--- Start ---
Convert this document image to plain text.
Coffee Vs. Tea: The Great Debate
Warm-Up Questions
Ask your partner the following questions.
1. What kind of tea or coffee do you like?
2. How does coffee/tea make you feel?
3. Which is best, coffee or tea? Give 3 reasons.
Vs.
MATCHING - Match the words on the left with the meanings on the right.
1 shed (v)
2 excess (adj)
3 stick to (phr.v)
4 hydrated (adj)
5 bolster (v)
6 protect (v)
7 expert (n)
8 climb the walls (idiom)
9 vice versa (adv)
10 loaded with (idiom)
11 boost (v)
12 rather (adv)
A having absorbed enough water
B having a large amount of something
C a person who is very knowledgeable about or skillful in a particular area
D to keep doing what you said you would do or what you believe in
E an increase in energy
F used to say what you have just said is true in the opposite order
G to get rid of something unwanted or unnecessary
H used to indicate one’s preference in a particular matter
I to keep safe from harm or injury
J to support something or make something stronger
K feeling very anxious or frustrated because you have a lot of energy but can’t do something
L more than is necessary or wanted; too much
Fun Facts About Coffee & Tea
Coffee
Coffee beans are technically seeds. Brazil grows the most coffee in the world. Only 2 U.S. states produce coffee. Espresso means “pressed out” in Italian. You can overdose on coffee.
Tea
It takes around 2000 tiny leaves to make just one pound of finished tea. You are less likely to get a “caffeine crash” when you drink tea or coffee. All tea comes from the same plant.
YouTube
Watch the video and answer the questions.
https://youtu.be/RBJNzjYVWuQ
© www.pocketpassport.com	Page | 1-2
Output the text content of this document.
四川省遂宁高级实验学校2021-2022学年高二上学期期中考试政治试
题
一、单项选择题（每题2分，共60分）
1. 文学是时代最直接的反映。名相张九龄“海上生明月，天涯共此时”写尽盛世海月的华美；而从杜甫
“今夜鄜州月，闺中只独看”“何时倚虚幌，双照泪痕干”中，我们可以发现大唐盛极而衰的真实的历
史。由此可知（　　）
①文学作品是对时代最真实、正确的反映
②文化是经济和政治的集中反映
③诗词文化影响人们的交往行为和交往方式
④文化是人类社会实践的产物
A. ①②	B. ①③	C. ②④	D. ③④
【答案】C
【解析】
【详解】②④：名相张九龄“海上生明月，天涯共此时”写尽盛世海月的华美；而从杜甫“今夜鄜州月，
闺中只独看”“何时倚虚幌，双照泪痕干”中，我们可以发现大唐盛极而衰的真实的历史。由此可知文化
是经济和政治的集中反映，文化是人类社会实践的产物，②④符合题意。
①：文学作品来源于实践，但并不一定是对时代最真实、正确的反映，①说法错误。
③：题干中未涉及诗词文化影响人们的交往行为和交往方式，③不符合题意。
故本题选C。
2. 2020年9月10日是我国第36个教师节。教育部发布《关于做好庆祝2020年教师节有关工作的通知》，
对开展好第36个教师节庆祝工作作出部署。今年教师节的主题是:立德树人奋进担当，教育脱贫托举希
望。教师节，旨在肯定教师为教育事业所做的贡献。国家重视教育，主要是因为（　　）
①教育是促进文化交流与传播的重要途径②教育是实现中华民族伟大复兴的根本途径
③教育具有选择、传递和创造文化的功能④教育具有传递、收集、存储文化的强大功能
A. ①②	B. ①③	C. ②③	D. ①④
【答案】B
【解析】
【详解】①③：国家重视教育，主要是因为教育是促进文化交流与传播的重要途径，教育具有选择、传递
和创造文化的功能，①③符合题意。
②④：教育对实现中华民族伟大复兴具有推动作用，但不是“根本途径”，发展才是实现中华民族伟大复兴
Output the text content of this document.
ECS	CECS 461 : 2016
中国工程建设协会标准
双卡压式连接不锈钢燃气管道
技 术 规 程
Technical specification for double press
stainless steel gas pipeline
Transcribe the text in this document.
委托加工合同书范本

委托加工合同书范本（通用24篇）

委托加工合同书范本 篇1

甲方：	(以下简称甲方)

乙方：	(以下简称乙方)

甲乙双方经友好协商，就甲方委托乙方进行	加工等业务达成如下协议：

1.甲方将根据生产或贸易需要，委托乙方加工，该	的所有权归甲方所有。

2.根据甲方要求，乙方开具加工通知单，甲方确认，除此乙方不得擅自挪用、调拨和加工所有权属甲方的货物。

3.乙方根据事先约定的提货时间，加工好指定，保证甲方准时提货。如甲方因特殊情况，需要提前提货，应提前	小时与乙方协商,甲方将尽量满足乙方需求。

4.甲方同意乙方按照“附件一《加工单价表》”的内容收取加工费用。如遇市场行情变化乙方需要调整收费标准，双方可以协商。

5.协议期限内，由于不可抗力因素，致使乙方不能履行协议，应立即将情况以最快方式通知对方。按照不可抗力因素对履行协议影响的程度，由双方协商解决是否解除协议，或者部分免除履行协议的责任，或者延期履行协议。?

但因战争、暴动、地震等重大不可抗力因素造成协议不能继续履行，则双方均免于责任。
--- End ---
● Short problem
Where a line in the material above holds "particular", copy that line.

● Written response
C a person who is very knowledgeable about or skillful in a particular area
H used to indicate one’s preference in a particular matter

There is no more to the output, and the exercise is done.